• **AVAILABLE RECORDS**:
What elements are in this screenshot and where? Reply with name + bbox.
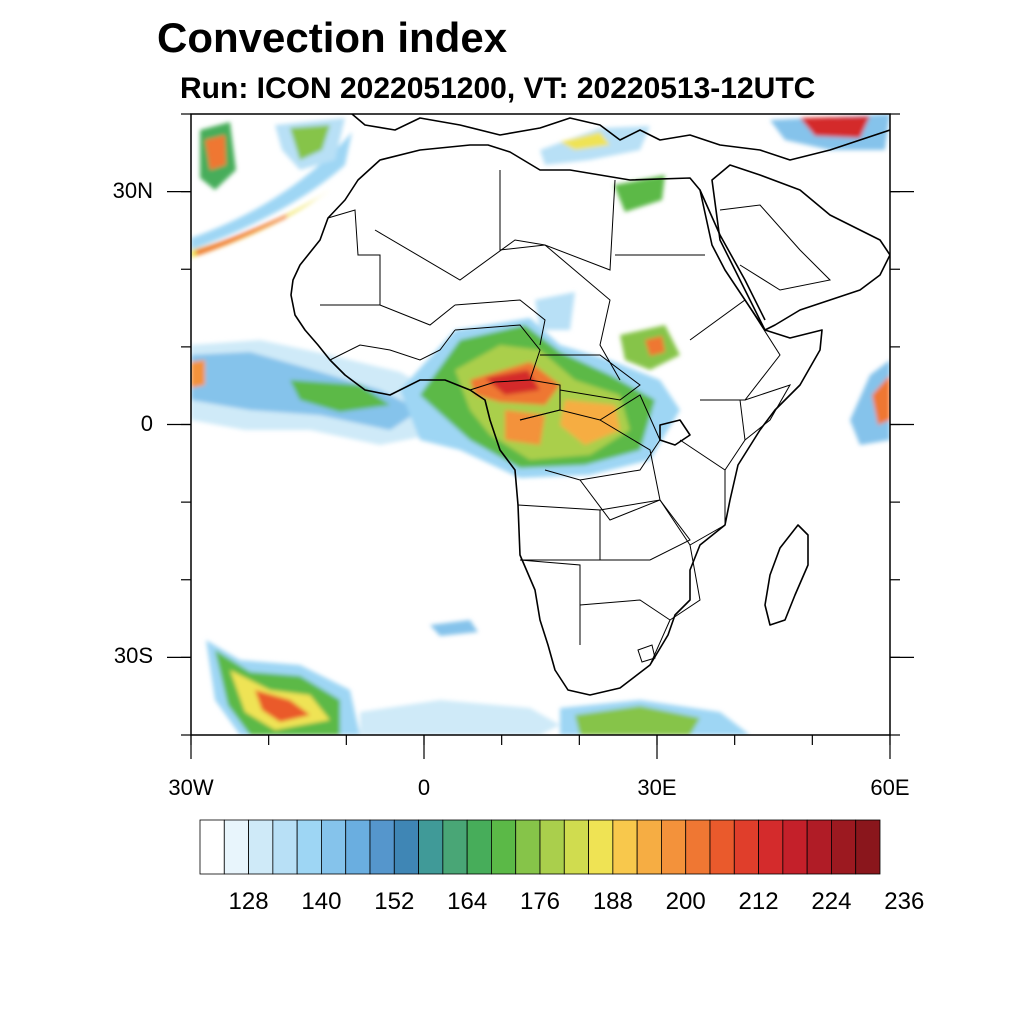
lon-tick-label: 30E [637,775,677,800]
border-kenya [700,399,746,471]
border-southern-africa [579,599,671,666]
colorbar-tick-label: 164 [447,888,488,915]
colorbar-tick-label: 128 [228,888,269,915]
lat-tick-label: 30S [113,643,153,669]
chart-title: Convection index [157,14,508,61]
field-atlantic-cell-core [290,125,330,160]
field-south-atlantic-core [255,690,310,722]
chart-subtitle: Run: ICON 2022051200, VT: 20220513-12UTC [180,72,816,105]
field-congo-cell [560,400,620,445]
red-sea-coast [699,189,766,321]
border-middle-east [719,204,832,291]
lon-tick-label: 60E [870,775,910,800]
border-angola [517,504,601,561]
convection-field [191,114,890,735]
field-indian-ocean-core [872,375,890,425]
border-lesotho [637,644,656,663]
border-niger-chad [454,299,546,346]
lat-tick-label: 30N [112,177,153,203]
field-band-north-atlantic-peak [196,214,288,256]
field-sudan-core [645,336,665,356]
border-congo [519,394,661,481]
border-car [540,354,641,401]
field-southern-band-core [575,706,700,735]
colorbar-tick-label: 224 [811,888,852,915]
colorbar-tick-label: 188 [592,888,633,915]
border-nigeria [454,324,541,391]
border-tanzania [659,439,726,546]
field-south-streak [430,620,478,636]
field-itcz-cell [290,380,390,412]
lat-tick-label: 0 [140,410,153,436]
field-northwest-cell-core [205,135,226,170]
colorbar-tick-label: 200 [665,888,706,915]
field-band-north-atlantic [191,132,352,250]
border-algeria-mali [374,229,546,281]
colorbar-tick-label: 212 [738,888,779,915]
border-sahel [320,304,456,326]
field-itcz-west-core [191,360,205,388]
field-central-africa-peak [485,370,540,395]
country-borders [320,170,832,666]
border-namibia [519,559,581,645]
colorbar-tick-label: 152 [374,888,415,915]
madagascar-coastline [764,524,809,626]
border-somalia [744,384,792,441]
lon-tick-label: 0 [417,775,431,800]
arabia-coastline [711,164,890,331]
border-zambia [599,499,691,561]
europe-coastline [351,114,890,161]
colorbar-tick-label: 140 [301,888,342,915]
field-southern-band-west [360,700,560,735]
lon-tick-label: 30W [168,775,214,800]
border-mozambique [669,544,701,621]
field-mediterranean-core [560,132,610,150]
field-east-med [614,175,665,212]
axis-ticks [167,113,914,759]
border-west-africa [329,329,456,361]
colorbar-tick-label: 176 [519,888,561,915]
colorbar-tick-label: 236 [884,888,925,915]
lake-victoria [659,419,691,446]
field-northeast-core [800,116,870,138]
field-gabon-cell [505,410,545,445]
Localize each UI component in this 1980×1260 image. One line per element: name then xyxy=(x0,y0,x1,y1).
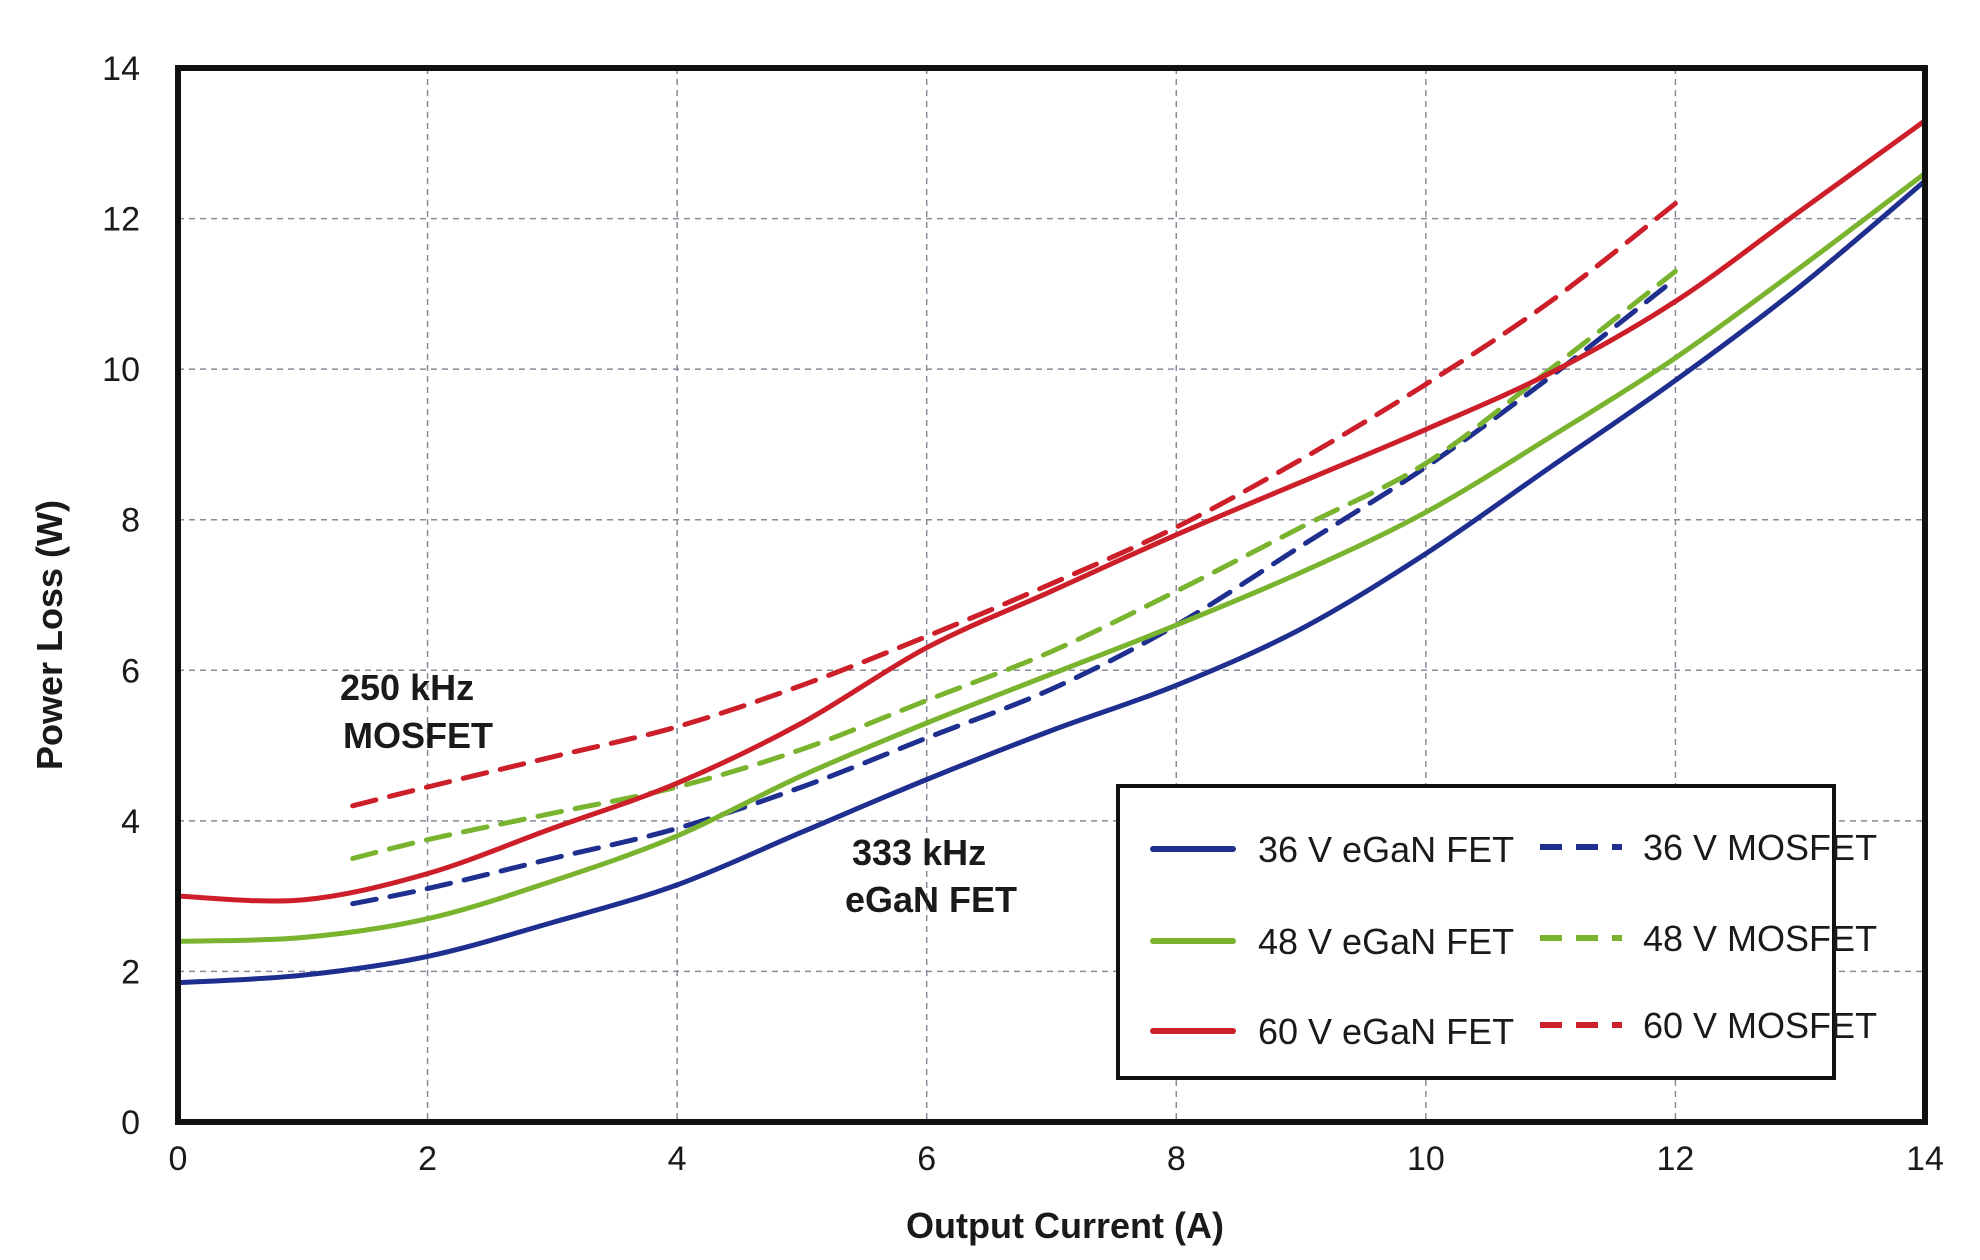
x-tick-label: 14 xyxy=(1906,1140,1944,1178)
tick-labels: 0 2 4 6 8 10 12 14 0 2 4 6 8 10 12 14 xyxy=(102,50,1944,1178)
plot-frame xyxy=(175,65,1928,1125)
annotation-egan-line1: 333 kHz xyxy=(852,832,986,873)
y-tick-label: 4 xyxy=(121,803,140,841)
x-tick-label: 4 xyxy=(668,1140,687,1178)
series-line-48-v-mosfet xyxy=(350,268,1678,861)
x-tick-label: 2 xyxy=(418,1140,437,1178)
legend-box xyxy=(1116,784,1836,1080)
x-tick-label: 12 xyxy=(1657,1140,1695,1178)
annotation-egan-line2: eGaN FET xyxy=(845,879,1017,920)
y-tick-label: 12 xyxy=(102,201,140,239)
y-tick-label: 2 xyxy=(121,953,140,991)
x-axis-title: Output Current (A) xyxy=(906,1205,1224,1246)
series-line-48-v-egan-fet xyxy=(175,170,1928,944)
y-tick-label: 14 xyxy=(102,50,140,88)
x-tick-label: 0 xyxy=(169,1140,188,1178)
y-axis-title: Power Loss (W) xyxy=(29,500,70,770)
series-line-36-v-egan-fet xyxy=(175,178,1928,986)
legend-label-36v-mosfet: 36 V MOSFET xyxy=(1643,827,1877,868)
legend: 36 V eGaN FET 48 V eGaN FET 60 V eGaN FE… xyxy=(1116,784,1877,1080)
x-tick-label: 10 xyxy=(1407,1140,1445,1178)
legend-label-36v-egan: 36 V eGaN FET xyxy=(1258,829,1514,870)
series-line-60-v-mosfet xyxy=(350,201,1678,809)
x-tick-label: 8 xyxy=(1167,1140,1186,1178)
annotation-mosfet-line2: MOSFET xyxy=(343,715,493,756)
y-tick-label: 0 xyxy=(121,1104,140,1142)
series-layer xyxy=(175,118,1928,986)
y-tick-label: 10 xyxy=(102,351,140,389)
x-tick-label: 6 xyxy=(917,1140,936,1178)
legend-label-60v-egan: 60 V eGaN FET xyxy=(1258,1011,1514,1052)
y-tick-label: 8 xyxy=(121,502,140,540)
series-line-36-v-mosfet xyxy=(350,276,1678,907)
y-tick-label: 6 xyxy=(121,652,140,690)
legend-label-48v-mosfet: 48 V MOSFET xyxy=(1643,918,1877,959)
series-line-60-v-egan-fet xyxy=(175,118,1928,904)
legend-label-60v-mosfet: 60 V MOSFET xyxy=(1643,1005,1877,1046)
annotation-mosfet-line1: 250 kHz xyxy=(340,667,474,708)
legend-label-48v-egan: 48 V eGaN FET xyxy=(1258,921,1514,962)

• **SET PROBLEM**:
Please copy out the listing above line for line, with no changes, and leave the pictures out.

• **THE SOLUTION**:
What elements are in this screenshot and where? Reply with name + bbox.
lon-tick-label: 30E [637,775,677,800]
border-kenya [700,399,746,471]
border-southern-africa [579,599,671,666]
colorbar-tick-label: 164 [447,888,488,915]
colorbar-tick-label: 128 [228,888,269,915]
lat-tick-label: 30S [113,643,153,669]
chart-title: Convection index [157,14,508,61]
field-atlantic-cell-core [290,125,330,160]
field-south-atlantic-core [255,690,310,722]
chart-subtitle: Run: ICON 2022051200, VT: 20220513-12UTC [180,72,816,105]
field-congo-cell [560,400,620,445]
red-sea-coast [699,189,766,321]
border-middle-east [719,204,832,291]
lon-tick-label: 60E [870,775,910,800]
border-angola [517,504,601,561]
convection-field [191,114,890,735]
field-indian-ocean-core [872,375,890,425]
border-lesotho [637,644,656,663]
border-niger-chad [454,299,546,346]
lat-tick-label: 30N [112,177,153,203]
field-band-north-atlantic-peak [196,214,288,256]
field-sudan-core [645,336,665,356]
border-congo [519,394,661,481]
border-car [540,354,641,401]
field-southern-band-core [575,706,700,735]
colorbar-tick-label: 224 [811,888,852,915]
colorbar-tick-label: 188 [592,888,633,915]
border-nigeria [454,324,541,391]
border-tanzania [659,439,726,546]
field-south-streak [430,620,478,636]
field-itcz-cell [290,380,390,412]
lat-tick-label: 0 [140,410,153,436]
field-northwest-cell-core [205,135,226,170]
colorbar-tick-label: 200 [665,888,706,915]
field-band-north-atlantic [191,132,352,250]
border-algeria-mali [374,229,546,281]
colorbar-tick-label: 212 [738,888,779,915]
border-sahel [320,304,456,326]
field-itcz-west-core [191,360,205,388]
field-central-africa-peak [485,370,540,395]
country-borders [320,170,832,666]
border-namibia [519,559,581,645]
colorbar-tick-label: 152 [374,888,415,915]
madagascar-coastline [764,524,809,626]
border-somalia [744,384,792,441]
lon-tick-label: 0 [417,775,431,800]
arabia-coastline [711,164,890,331]
border-zambia [599,499,691,561]
europe-coastline [351,114,890,161]
colorbar-tick-label: 140 [301,888,342,915]
field-southern-band-west [360,700,560,735]
lon-tick-label: 30W [168,775,214,800]
border-mozambique [669,544,701,621]
field-mediterranean-core [560,132,610,150]
field-east-med [614,175,665,212]
axis-ticks [167,113,914,759]
border-west-africa [329,329,456,361]
colorbar-tick-label: 176 [519,888,561,915]
colorbar-tick-label: 236 [884,888,925,915]
lake-victoria [659,419,691,446]
field-northeast-core [800,116,870,138]
field-gabon-cell [505,410,545,445]
Localize each UI component in this 1980×1260 image. One line per element: name then xyxy=(x0,y0,x1,y1).
x-tick-label: 14 xyxy=(1906,1140,1944,1178)
tick-labels: 0 2 4 6 8 10 12 14 0 2 4 6 8 10 12 14 xyxy=(102,50,1944,1178)
plot-frame xyxy=(175,65,1928,1125)
annotation-egan-line1: 333 kHz xyxy=(852,832,986,873)
y-tick-label: 4 xyxy=(121,803,140,841)
x-tick-label: 4 xyxy=(668,1140,687,1178)
series-line-48-v-mosfet xyxy=(350,268,1678,861)
x-tick-label: 2 xyxy=(418,1140,437,1178)
legend-box xyxy=(1116,784,1836,1080)
x-tick-label: 12 xyxy=(1657,1140,1695,1178)
annotation-egan-line2: eGaN FET xyxy=(845,879,1017,920)
y-tick-label: 12 xyxy=(102,201,140,239)
y-tick-label: 2 xyxy=(121,953,140,991)
x-axis-title: Output Current (A) xyxy=(906,1205,1224,1246)
series-line-48-v-egan-fet xyxy=(175,170,1928,944)
y-tick-label: 14 xyxy=(102,50,140,88)
x-tick-label: 0 xyxy=(169,1140,188,1178)
y-axis-title: Power Loss (W) xyxy=(29,500,70,770)
series-line-36-v-egan-fet xyxy=(175,178,1928,986)
legend-label-36v-mosfet: 36 V MOSFET xyxy=(1643,827,1877,868)
legend: 36 V eGaN FET 48 V eGaN FET 60 V eGaN FE… xyxy=(1116,784,1877,1080)
x-tick-label: 10 xyxy=(1407,1140,1445,1178)
legend-label-36v-egan: 36 V eGaN FET xyxy=(1258,829,1514,870)
series-line-60-v-mosfet xyxy=(350,201,1678,809)
x-tick-label: 8 xyxy=(1167,1140,1186,1178)
annotation-mosfet-line2: MOSFET xyxy=(343,715,493,756)
y-tick-label: 0 xyxy=(121,1104,140,1142)
series-layer xyxy=(175,118,1928,986)
y-tick-label: 10 xyxy=(102,351,140,389)
x-tick-label: 6 xyxy=(917,1140,936,1178)
legend-label-60v-egan: 60 V eGaN FET xyxy=(1258,1011,1514,1052)
y-tick-label: 8 xyxy=(121,502,140,540)
series-line-36-v-mosfet xyxy=(350,276,1678,907)
y-tick-label: 6 xyxy=(121,652,140,690)
legend-label-48v-mosfet: 48 V MOSFET xyxy=(1643,918,1877,959)
series-line-60-v-egan-fet xyxy=(175,118,1928,904)
legend-label-60v-mosfet: 60 V MOSFET xyxy=(1643,1005,1877,1046)
annotation-mosfet-line1: 250 kHz xyxy=(340,667,474,708)
legend-label-48v-egan: 48 V eGaN FET xyxy=(1258,921,1514,962)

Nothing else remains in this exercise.